Dataset
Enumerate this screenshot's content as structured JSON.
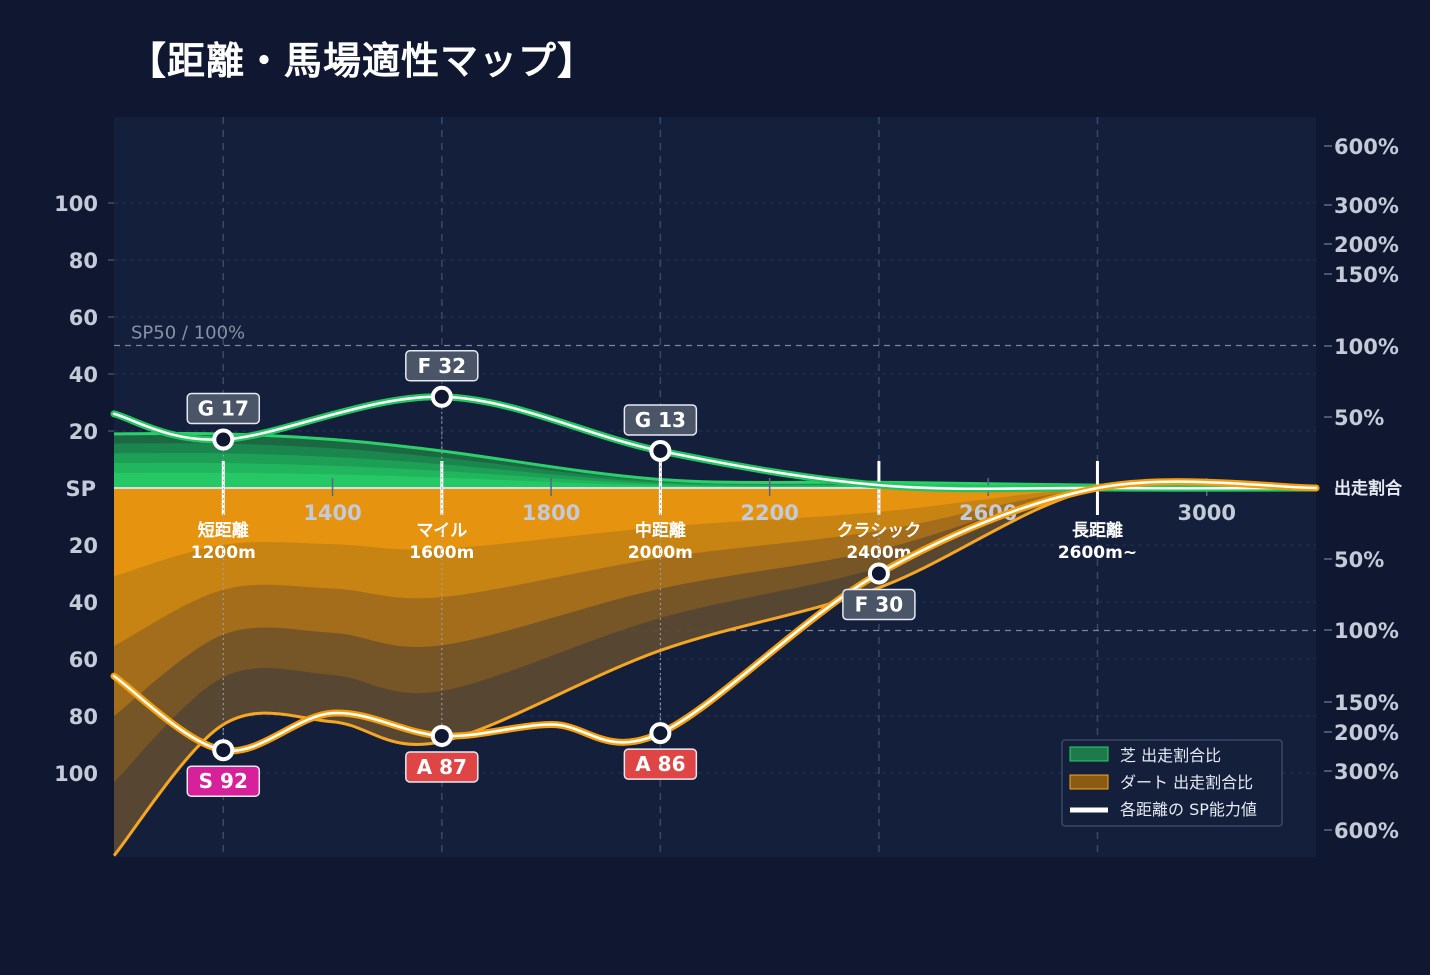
{
  "title": "【距離・馬場適性マップ】",
  "chart_data": {
    "type": "area",
    "x_ticks": [
      1400,
      1800,
      2200,
      2600,
      3000
    ],
    "x_range": [
      1000,
      3200
    ],
    "sp_ticks_upper": [
      100,
      80,
      60,
      40,
      20
    ],
    "sp_ticks_lower": [
      20,
      40,
      60,
      80,
      100
    ],
    "center_label": "SP",
    "right_center_label": "出走割合",
    "pct_ticks_upper": [
      "600%",
      "300%",
      "200%",
      "150%",
      "100%",
      "50%"
    ],
    "pct_ticks_lower": [
      "50%",
      "100%",
      "150%",
      "200%",
      "300%",
      "600%"
    ],
    "reference_label_upper": "SP50 / 100%",
    "reference_label_lower": "SP50 / 100%",
    "categories": [
      {
        "name": "短距離",
        "dist": "1200m",
        "x": 1200
      },
      {
        "name": "マイル",
        "dist": "1600m",
        "x": 1600
      },
      {
        "name": "中距離",
        "dist": "2000m",
        "x": 2000
      },
      {
        "name": "クラシック",
        "dist": "2400m",
        "x": 2400
      },
      {
        "name": "長距離",
        "dist": "2600m~",
        "x": 2800
      }
    ],
    "series": [
      {
        "name": "芝",
        "color": "#22c55e",
        "sp_points": [
          {
            "x": 1200,
            "sp": 17,
            "label": "G 17"
          },
          {
            "x": 1600,
            "sp": 32,
            "label": "F 32"
          },
          {
            "x": 2000,
            "sp": 13,
            "label": "G 13"
          }
        ],
        "sp_curve": [
          [
            1000,
            26
          ],
          [
            1200,
            17
          ],
          [
            1600,
            32
          ],
          [
            2000,
            13
          ],
          [
            2400,
            1
          ],
          [
            2800,
            0
          ],
          [
            3200,
            0
          ]
        ],
        "ratio_curve": [
          [
            1000,
            19
          ],
          [
            1200,
            19
          ],
          [
            1400,
            17
          ],
          [
            1600,
            13
          ],
          [
            2000,
            3
          ],
          [
            2400,
            2
          ],
          [
            2800,
            1
          ],
          [
            3200,
            0
          ]
        ]
      },
      {
        "name": "ダート",
        "color": "#f59e0b",
        "sp_points": [
          {
            "x": 1200,
            "sp": 92,
            "label": "S 92"
          },
          {
            "x": 1600,
            "sp": 87,
            "label": "A 87"
          },
          {
            "x": 2000,
            "sp": 86,
            "label": "A 86"
          },
          {
            "x": 2400,
            "sp": 30,
            "label": "F 30"
          }
        ],
        "sp_curve": [
          [
            1000,
            66
          ],
          [
            1200,
            92
          ],
          [
            1400,
            79
          ],
          [
            1600,
            87
          ],
          [
            1800,
            83
          ],
          [
            2000,
            86
          ],
          [
            2400,
            30
          ],
          [
            2800,
            0
          ],
          [
            3200,
            0
          ]
        ],
        "ratio_curve": [
          [
            1000,
            129
          ],
          [
            1200,
            83
          ],
          [
            1400,
            82
          ],
          [
            1600,
            89
          ],
          [
            2000,
            57
          ],
          [
            2400,
            35
          ],
          [
            2800,
            0
          ],
          [
            3200,
            0
          ]
        ]
      }
    ],
    "badge_colors": {
      "S": "#d6219a",
      "A": "#e04545",
      "F": "#4a5568",
      "G": "#4a5568"
    },
    "legend": {
      "position": "bottom-right",
      "items": [
        {
          "label": "芝 出走割合比",
          "color": "#1e7a4a"
        },
        {
          "label": "ダート 出走割合比",
          "color": "#8a5c12"
        },
        {
          "label": "各距離の SP能力値",
          "color": "#ffffff"
        }
      ]
    }
  }
}
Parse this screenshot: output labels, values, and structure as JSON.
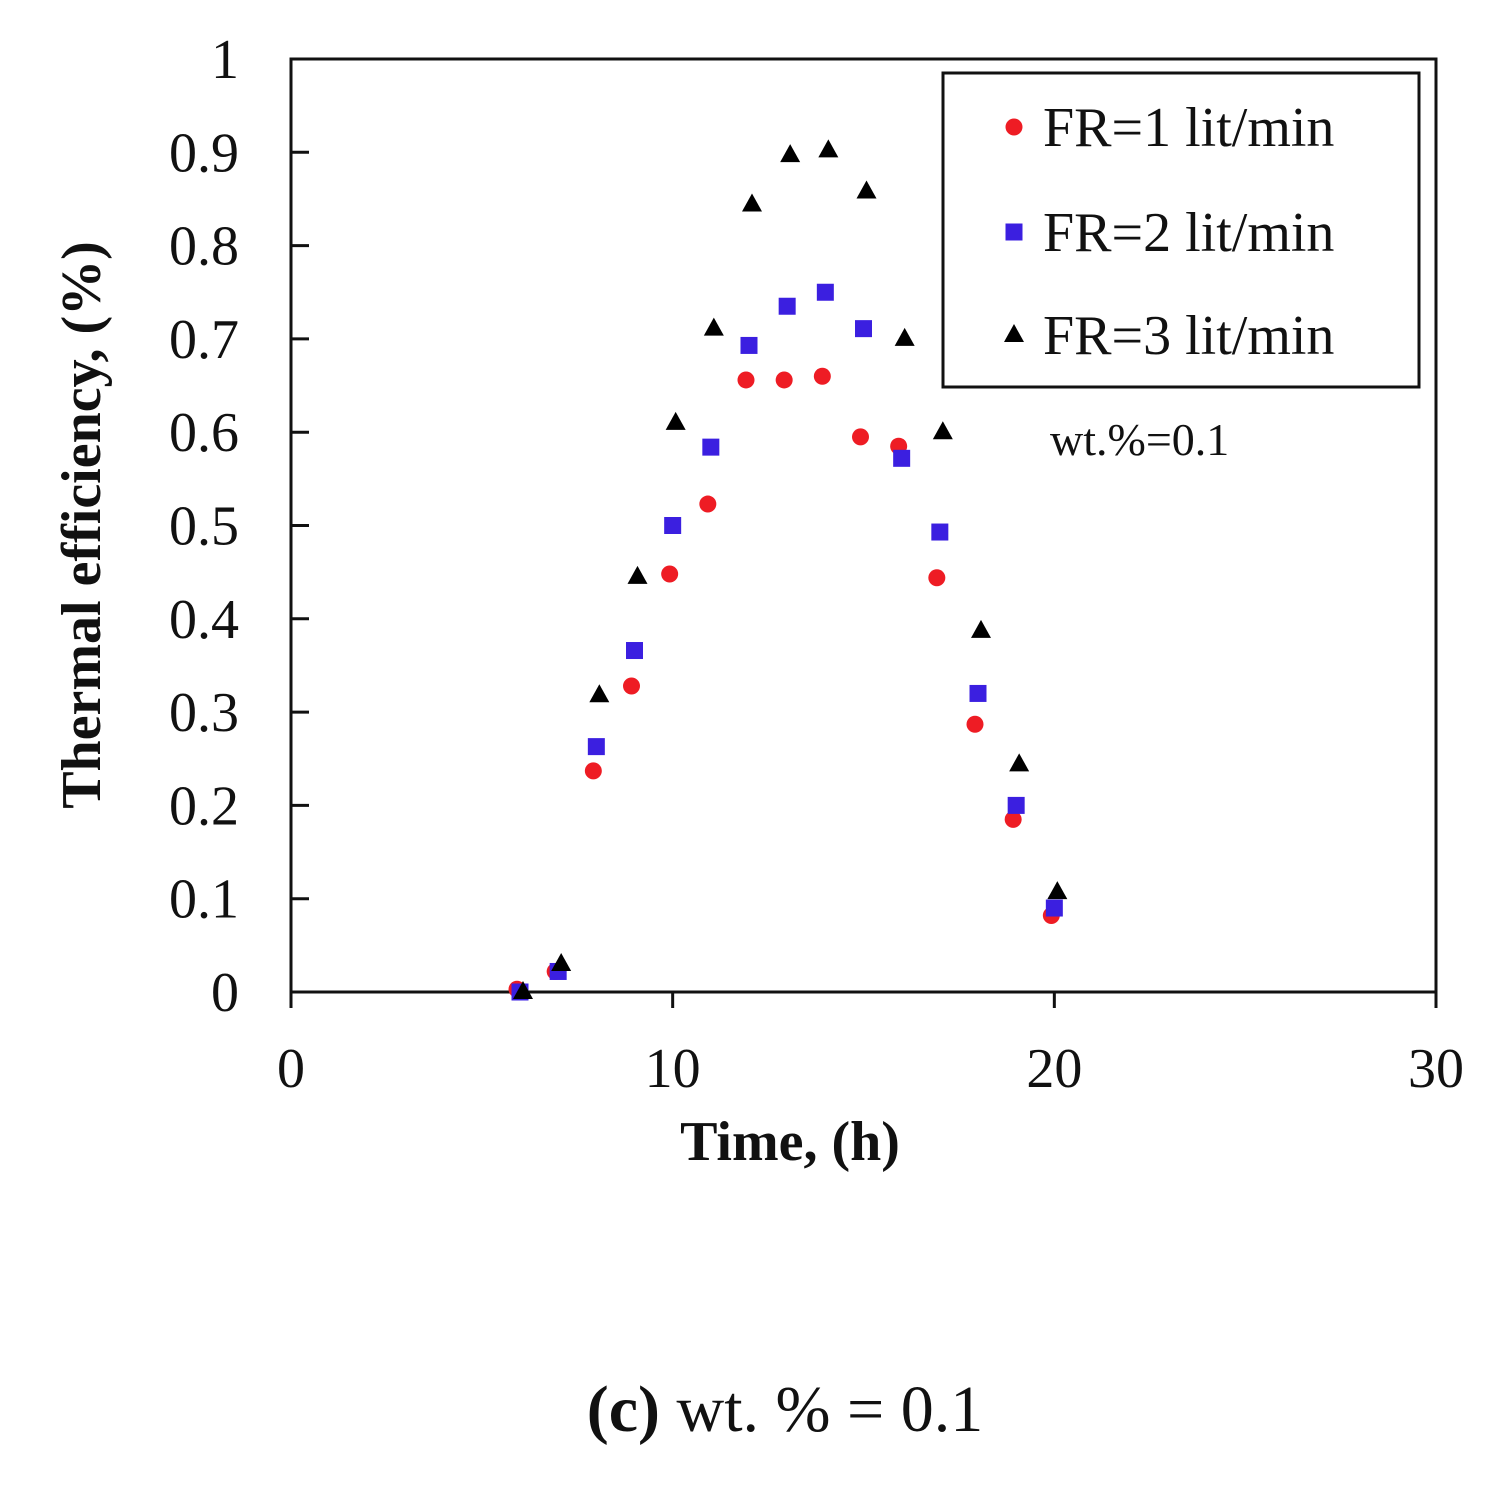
{
  "chart_data": {
    "type": "scatter",
    "title": "",
    "xlabel": "Time, (h)",
    "ylabel": "Thermal efficiency, (%)",
    "xlim": [
      0,
      30
    ],
    "ylim": [
      0,
      1
    ],
    "xticks": [
      0,
      10,
      20,
      30
    ],
    "xtick_labels": [
      "0",
      "10",
      "20",
      "30"
    ],
    "yticks": [
      0,
      0.1,
      0.2,
      0.3,
      0.4,
      0.5,
      0.6,
      0.7,
      0.8,
      0.9,
      1
    ],
    "ytick_labels": [
      "0",
      "0.1",
      "0.2",
      "0.3",
      "0.4",
      "0.5",
      "0.6",
      "0.7",
      "0.8",
      "0.9",
      "1"
    ],
    "grid": false,
    "legend_position": "top-right",
    "series": [
      {
        "name": "FR=1 lit/min",
        "marker": "circle",
        "color": "#ee1c24",
        "x": [
          6,
          7,
          8,
          9,
          10,
          11,
          12,
          13,
          14,
          15,
          16,
          17,
          18,
          19,
          20
        ],
        "y": [
          0.003,
          0.022,
          0.237,
          0.328,
          0.448,
          0.523,
          0.656,
          0.656,
          0.66,
          0.595,
          0.585,
          0.444,
          0.287,
          0.185,
          0.082
        ]
      },
      {
        "name": "FR=2 lit/min",
        "marker": "square",
        "color": "#3b1fe0",
        "x": [
          6,
          7,
          8,
          9,
          10,
          11,
          12,
          13,
          14,
          15,
          16,
          17,
          18,
          19,
          20
        ],
        "y": [
          0.0,
          0.022,
          0.263,
          0.366,
          0.5,
          0.584,
          0.693,
          0.735,
          0.75,
          0.711,
          0.572,
          0.493,
          0.32,
          0.2,
          0.09
        ]
      },
      {
        "name": "FR=3 lit/min",
        "marker": "triangle",
        "color": "#000000",
        "x": [
          6,
          7,
          8,
          9,
          10,
          11,
          12,
          13,
          14,
          15,
          16,
          17,
          18,
          19,
          20
        ],
        "y": [
          0.0,
          0.03,
          0.318,
          0.445,
          0.61,
          0.711,
          0.844,
          0.897,
          0.902,
          0.858,
          0.7,
          0.6,
          0.387,
          0.244,
          0.107
        ]
      }
    ],
    "annotations": [
      "wt.%=0.1"
    ]
  },
  "caption": {
    "label": "(c)",
    "text": " wt. % = 0.1"
  }
}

Your task
In the lines above, find each one with "screenshot" and list it.

Correct output
Enumerate this screenshot's content as structured JSON.
Parse this screenshot: output labels, values, and structure as JSON.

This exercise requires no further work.